__Materials provided__
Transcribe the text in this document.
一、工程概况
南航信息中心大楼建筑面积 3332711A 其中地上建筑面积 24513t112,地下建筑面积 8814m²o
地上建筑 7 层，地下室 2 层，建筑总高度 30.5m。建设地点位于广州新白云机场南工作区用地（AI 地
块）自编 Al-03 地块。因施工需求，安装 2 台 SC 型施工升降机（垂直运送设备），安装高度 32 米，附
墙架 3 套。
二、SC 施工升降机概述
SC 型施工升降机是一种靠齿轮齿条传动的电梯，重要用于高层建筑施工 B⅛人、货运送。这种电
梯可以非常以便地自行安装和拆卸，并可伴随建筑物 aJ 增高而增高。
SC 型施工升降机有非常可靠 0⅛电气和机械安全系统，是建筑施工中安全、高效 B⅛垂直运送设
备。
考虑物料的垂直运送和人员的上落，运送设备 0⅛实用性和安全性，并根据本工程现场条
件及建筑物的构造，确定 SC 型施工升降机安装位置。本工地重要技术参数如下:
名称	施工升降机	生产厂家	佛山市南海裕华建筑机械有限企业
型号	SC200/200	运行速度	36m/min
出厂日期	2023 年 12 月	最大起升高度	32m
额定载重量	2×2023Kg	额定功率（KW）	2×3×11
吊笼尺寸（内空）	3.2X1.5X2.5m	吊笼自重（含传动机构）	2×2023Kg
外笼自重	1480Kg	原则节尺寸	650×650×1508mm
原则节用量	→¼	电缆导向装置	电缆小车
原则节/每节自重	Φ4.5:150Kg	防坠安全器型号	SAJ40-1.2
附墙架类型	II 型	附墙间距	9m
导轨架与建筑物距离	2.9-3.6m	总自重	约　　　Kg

__Task description__
Write out every entry word for word.

__Result for this exercise__
Transcribe the text in this document.
一、工程概况
南航信息中心大楼建筑面积 3332711A 其中地上建筑面积 24513t112,地下建筑面积 8814m²o
地上建筑 7 层，地下室 2 层，建筑总高度 30.5m。建设地点位于广州新白云机场南工作区用地（AI 地
块）自编 Al-03 地块。因施工需求，安装 2 台 SC 型施工升降机（垂直运送设备），安装高度 32 米，附
墙架 3 套。
二、SC 施工升降机概述
SC 型施工升降机是一种靠齿轮齿条传动的电梯，重要用于高层建筑施工 B⅛人、货运送。这种电
梯可以非常以便地自行安装和拆卸，并可伴随建筑物 aJ 增高而增高。
SC 型施工升降机有非常可靠 0⅛电气和机械安全系统，是建筑施工中安全、高效 B⅛垂直运送设
备。
考虑物料的垂直运送和人员的上落，运送设备 0⅛实用性和安全性，并根据本工程现场条
件及建筑物的构造，确定 SC 型施工升降机安装位置。本工地重要技术参数如下:
名称	施工升降机	生产厂家	佛山市南海裕华建筑机械有限企业
型号	SC200/200	运行速度	36m/min
出厂日期	2023 年 12 月	最大起升高度	32m
额定载重量	2×2023Kg	额定功率（KW）	2×3×11
吊笼尺寸（内空）	3.2X1.5X2.5m	吊笼自重（含传动机构）	2×2023Kg
外笼自重	1480Kg	原则节尺寸	650×650×1508mm
原则节用量	→¼	电缆导向装置	电缆小车
原则节/每节自重	Φ4.5:150Kg	防坠安全器型号	SAJ40-1.2
附墙架类型	II 型	附墙间距	9m
导轨架与建筑物距离	2.9-3.6m	总自重	约　　　Kg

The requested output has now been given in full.